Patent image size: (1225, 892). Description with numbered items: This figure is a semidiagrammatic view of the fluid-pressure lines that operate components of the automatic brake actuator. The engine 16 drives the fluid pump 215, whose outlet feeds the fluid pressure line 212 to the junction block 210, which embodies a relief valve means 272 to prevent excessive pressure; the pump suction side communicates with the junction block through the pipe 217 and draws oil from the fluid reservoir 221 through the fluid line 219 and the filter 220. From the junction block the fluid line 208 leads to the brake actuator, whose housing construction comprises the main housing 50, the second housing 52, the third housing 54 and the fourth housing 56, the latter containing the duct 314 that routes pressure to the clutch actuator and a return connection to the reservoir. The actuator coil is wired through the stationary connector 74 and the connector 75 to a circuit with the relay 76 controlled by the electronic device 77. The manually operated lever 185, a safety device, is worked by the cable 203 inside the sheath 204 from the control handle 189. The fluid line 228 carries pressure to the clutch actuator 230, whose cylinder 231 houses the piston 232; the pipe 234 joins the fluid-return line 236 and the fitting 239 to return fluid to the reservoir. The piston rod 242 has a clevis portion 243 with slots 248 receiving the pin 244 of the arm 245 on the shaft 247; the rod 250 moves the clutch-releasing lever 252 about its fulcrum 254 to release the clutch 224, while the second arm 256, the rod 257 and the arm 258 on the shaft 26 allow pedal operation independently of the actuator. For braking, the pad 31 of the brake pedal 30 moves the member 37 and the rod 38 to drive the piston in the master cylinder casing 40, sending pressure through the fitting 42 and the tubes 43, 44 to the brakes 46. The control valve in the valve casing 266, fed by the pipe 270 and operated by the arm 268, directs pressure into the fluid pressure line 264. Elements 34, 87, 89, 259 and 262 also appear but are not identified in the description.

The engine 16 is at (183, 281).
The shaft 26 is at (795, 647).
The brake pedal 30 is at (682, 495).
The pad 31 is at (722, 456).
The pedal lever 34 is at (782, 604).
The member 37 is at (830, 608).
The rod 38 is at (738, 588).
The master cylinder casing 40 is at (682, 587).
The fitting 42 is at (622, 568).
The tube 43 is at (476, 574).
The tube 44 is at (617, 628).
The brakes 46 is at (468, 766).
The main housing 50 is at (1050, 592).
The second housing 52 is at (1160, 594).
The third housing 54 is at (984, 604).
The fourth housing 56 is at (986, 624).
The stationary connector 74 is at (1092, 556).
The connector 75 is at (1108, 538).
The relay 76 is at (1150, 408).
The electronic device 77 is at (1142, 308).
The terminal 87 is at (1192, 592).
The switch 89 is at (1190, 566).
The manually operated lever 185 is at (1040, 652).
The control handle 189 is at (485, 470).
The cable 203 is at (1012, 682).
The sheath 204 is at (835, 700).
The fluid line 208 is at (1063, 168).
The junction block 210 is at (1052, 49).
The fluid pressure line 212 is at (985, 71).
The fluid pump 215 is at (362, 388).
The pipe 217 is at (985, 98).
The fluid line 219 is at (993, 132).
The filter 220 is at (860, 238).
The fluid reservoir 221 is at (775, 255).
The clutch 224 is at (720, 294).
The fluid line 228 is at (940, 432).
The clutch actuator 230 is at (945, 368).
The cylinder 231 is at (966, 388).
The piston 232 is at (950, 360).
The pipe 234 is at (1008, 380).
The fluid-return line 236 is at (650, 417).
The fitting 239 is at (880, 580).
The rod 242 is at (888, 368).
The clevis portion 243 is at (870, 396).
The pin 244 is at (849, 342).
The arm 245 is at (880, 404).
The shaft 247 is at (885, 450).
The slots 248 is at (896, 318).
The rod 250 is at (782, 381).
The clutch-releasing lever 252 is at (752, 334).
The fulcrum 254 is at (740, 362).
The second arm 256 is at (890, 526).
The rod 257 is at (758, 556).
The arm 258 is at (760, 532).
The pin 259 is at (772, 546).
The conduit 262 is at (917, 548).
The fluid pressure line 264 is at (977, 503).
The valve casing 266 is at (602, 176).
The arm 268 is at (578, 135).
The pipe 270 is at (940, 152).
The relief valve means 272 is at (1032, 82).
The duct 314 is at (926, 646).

**What you will do:**
Recast the material above as a two-column CSV with the headers description and locations. Give one row for each text, with the text in the first column and its answer in the second, each as a single quoted field with line breaks turned into spaces.

**Worked solution:**
description,locations
"Patent image size: (1225, 892). Description with numbered items: This figure is a semidiagrammatic view of the fluid-pressure lines that operate components of the automatic brake actuator. The engine 16 drives the fluid pump 215, whose outlet feeds the fluid pressure line 212 to the junction block 210, which embodies a relief valve means 272 to prevent excessive pressure; the pump suction side communicates with the junction block through the pipe 217 and draws oil from the fluid reservoir 221 through the fluid line 219 and the filter 220. From the junction block the fluid line 208 leads to the brake actuator, whose housing construction comprises the main housing 50, the second housing 52, the third housing 54 and the fourth housing 56, the latter containing the duct 314 that routes pressure to the clutch actuator and a return connection to the reservoir. The actuator coil is wired through the stationary connector 74 and the connector 75 to a circuit with the relay 76 controlled by the electronic device 77. The manually operated lever 185, a safety device, is worked by the cable 203 inside the sheath 204 from the control handle 189. The fluid line 228 carries pressure to the clutch actuator 230, whose cylinder 231 houses the piston 232; the pipe 234 joins the fluid-return line 236 and the fitting 239 to return fluid to the reservoir. The piston rod 242 has a clevis portion 243 with slots 248 receiving the pin 244 of the arm 245 on the shaft 247; the rod 250 moves the clutch-releasing lever 252 about its fulcrum 254 to release the clutch 224, while the second arm 256, the rod 257 and the arm 258 on the shaft 26 allow pedal operation independently of the actuator. For braking, the pad 31 of the brake pedal 30 moves the member 37 and the rod 38 to drive the piston in the master cylinder casing 40, sending pressure through the fitting 42 and the tubes 43, 44 to the brakes 46. The control valve in the valve casing 266, fed by the pipe 270 and operated by the arm 268, directs pressure into the fluid pressure line 264. Elements 34, 87, 89, 259 and 262 also appear but are not identified in the description.","The engine 16 is at (183, 281). The shaft 26 is at (795, 647). The brake pedal 30 is at (682, 495). The pad 31 is at (722, 456). The pedal lever 34 is at (782, 604). The member 37 is at (830, 608). The rod 38 is at (738, 588). The master cylinder casing 40 is at (682, 587). The fitting 42 is at (622, 568). The tube 43 is at (476, 574). The tube 44 is at (617, 628). The brakes 46 is at (468, 766). The main housing 50 is at (1050, 592). The second housing 52 is at (1160, 594). The third housing 54 is at (984, 604). The fourth housing 56 is at (986, 624). The stationary connector 74 is at (1092, 556). The connector 75 is at (1108, 538). The relay 76 is at (1150, 408). The electronic device 77 is at (1142, 308). The terminal 87 is at (1192, 592). The switch 89 is at (1190, 566). The manually operated lever 185 is at (1040, 652). The control handle 189 is at (485, 470). The cable 203 is at (1012, 682). The sheath 204 is at (835, 700). The fluid line 208 is at (1063, 168). The junction block 210 is at (1052, 49). The fluid pressure line 212 is at (985, 71). The fluid pump 215 is at (362, 388). The pipe 217 is at (985, 98). The fluid line 219 is at (993, 132). The filter 220 is at (860, 238). The fluid reservoir 221 is at (775, 255). The clutch 224 is at (720, 294). The fluid line 228 is at (940, 432). The clutch actuator 230 is at (945, 368). The cylinder 231 is at (966, 388). The piston 232 is at (950, 360). The pipe 234 is at (1008, 380). The fluid-return line 236 is at (650, 417). The fitting 239 is at (880, 580). The rod 242 is at (888, 368). The clevis portion 243 is at (870, 396). The pin 244 is at (849, 342). The arm 245 is at (880, 404). The shaft 247 is at (885, 450). The slots 248 is at (896, 318). The rod 250 is at (782, 381). The clutch-releasing lever 252 is at (752, 334). The fulcrum 254 is at (740, 362). The second arm 256 is at (890, 526). The rod 257 is at (758, 556). The arm 258 is at (760, 532). The pin 259 is at (772, 546). The conduit 262 is at (917, 548). The fluid pressure line 264 is at (977, 503). The valve casing 266 is at (602, 176). The arm 268 is at (578, 135). The pipe 270 is at (940, 152). The relief valve means 272 is at (1032, 82). The duct 314 is at (926, 646)."